(STATED TASK) Copy the data precisely, character for character, and leave out every picture.

(RECORDS TO PROCESS)
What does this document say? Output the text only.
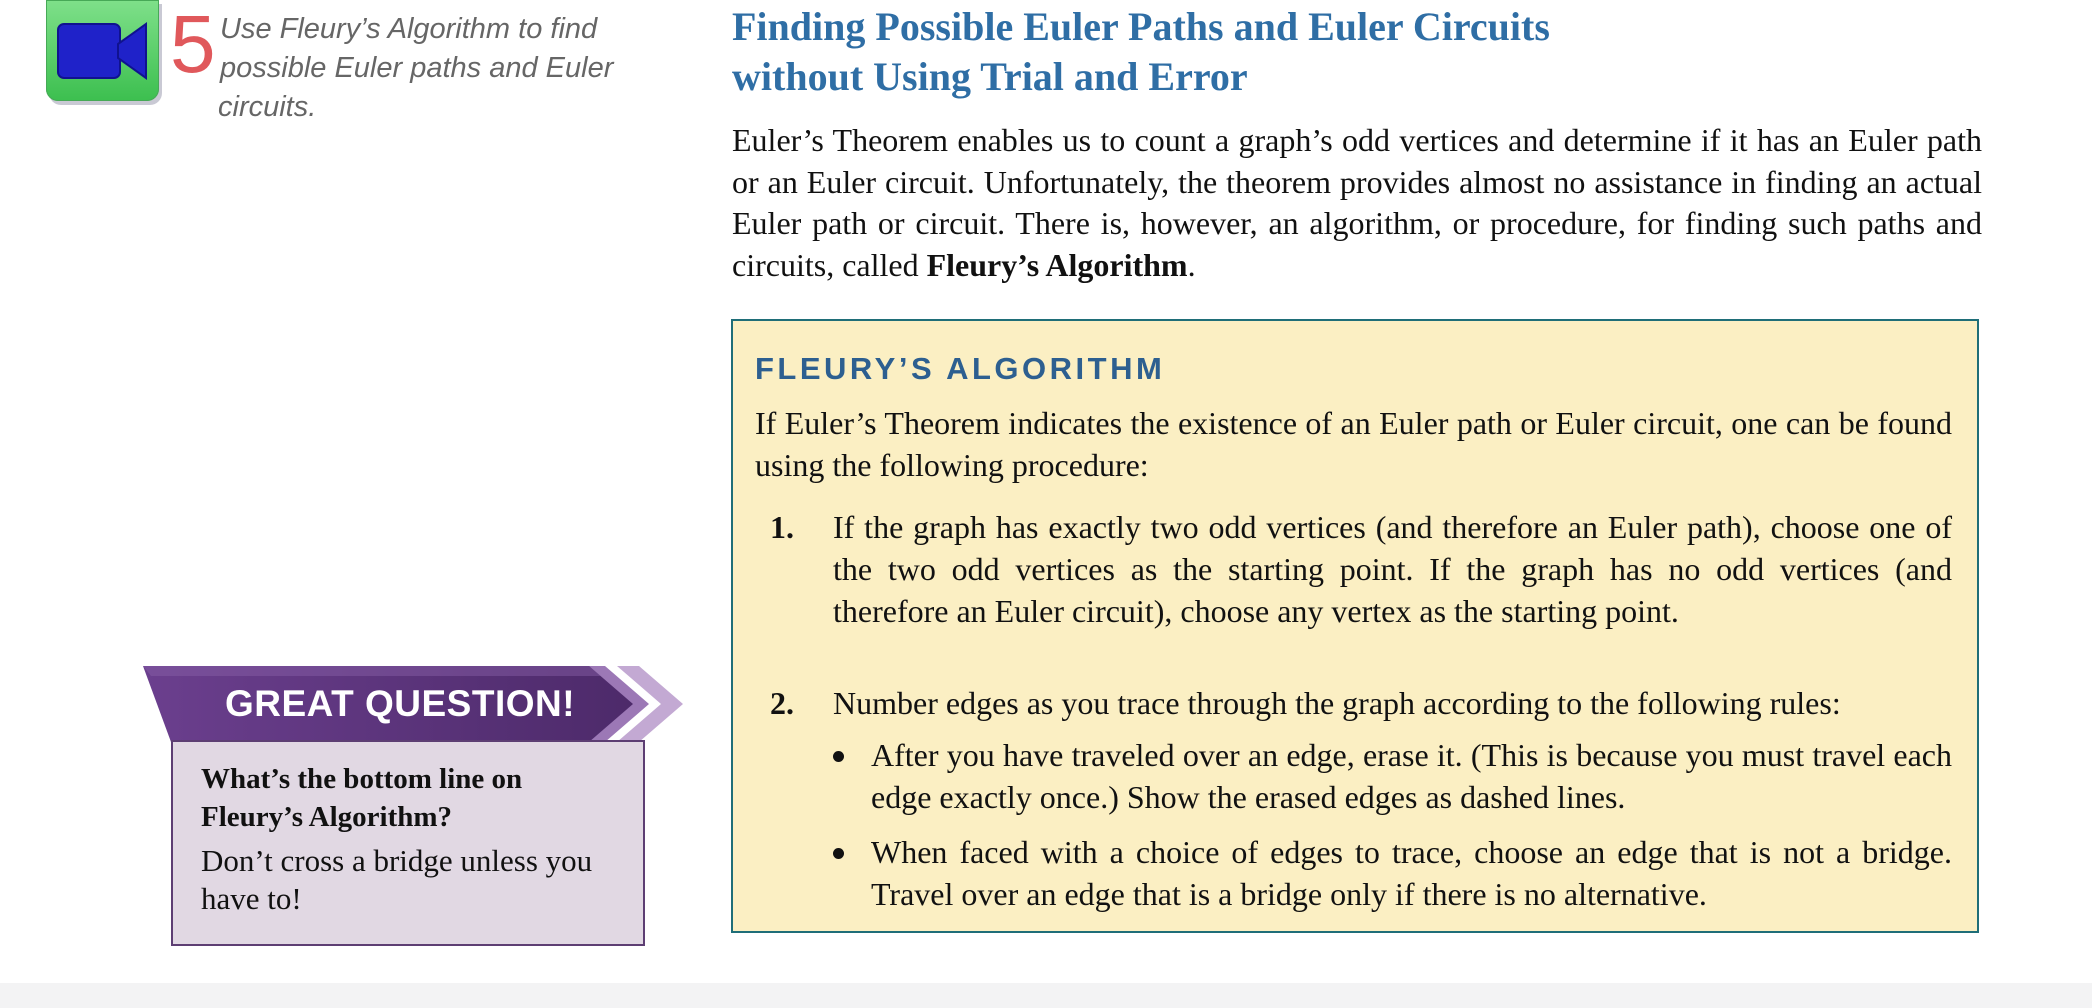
5 Use Fleury’s Algorithm to find
possible Euler paths and Euler
circuits.
Finding Possible Euler Paths and Euler Circuits
without Using Trial and Error
Euler’s Theorem enables us to count a graph’s odd vertices and determine if it has an Euler path or an Euler circuit. Unfortunately, the theorem provides almost no assistance in finding an actual Euler path or circuit. There is, however, an algorithm, or procedure, for finding such paths and circuits, called Fleury’s Algorithm.
FLEURY’S ALGORITHM
If Euler’s Theorem indicates the existence of an Euler path or Euler circuit, one can be found using the following procedure:
1. If the graph has exactly two odd vertices (and therefore an Euler path), choose one of the two odd vertices as the starting point. If the graph has no odd vertices (and therefore an Euler circuit), choose any vertex as the starting point.
2. Number edges as you trace through the graph according to the following rules:
After you have traveled over an edge, erase it. (This is because you must travel each edge exactly once.) Show the erased edges as dashed lines.
When faced with a choice of edges to trace, choose an edge that is not a bridge. Travel over an edge that is a bridge only if there is no alternative.
GREAT QUESTION!
What’s the bottom line on Fleury’s Algorithm?
Don’t cross a bridge unless you have to!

(PROBLEM SOLUTION)
What does this document say? Output the text only.
5 Use Fleury’s Algorithm to find
possible Euler paths and Euler
circuits.
Finding Possible Euler Paths and Euler Circuits
without Using Trial and Error
Euler’s Theorem enables us to count a graph’s odd vertices and determine if it has an Euler path or an Euler circuit. Unfortunately, the theorem provides almost no assistance in finding an actual Euler path or circuit. There is, however, an algorithm, or procedure, for finding such paths and circuits, called Fleury’s Algorithm.
FLEURY’S ALGORITHM
If Euler’s Theorem indicates the existence of an Euler path or Euler circuit, one can be found using the following procedure:
1. If the graph has exactly two odd vertices (and therefore an Euler path), choose one of the two odd vertices as the starting point. If the graph has no odd vertices (and therefore an Euler circuit), choose any vertex as the starting point.
2. Number edges as you trace through the graph according to the following rules:
After you have traveled over an edge, erase it. (This is because you must travel each edge exactly once.) Show the erased edges as dashed lines.
When faced with a choice of edges to trace, choose an edge that is not a bridge. Travel over an edge that is a bridge only if there is no alternative.
GREAT QUESTION!
What’s the bottom line on Fleury’s Algorithm?
Don’t cross a bridge unless you have to!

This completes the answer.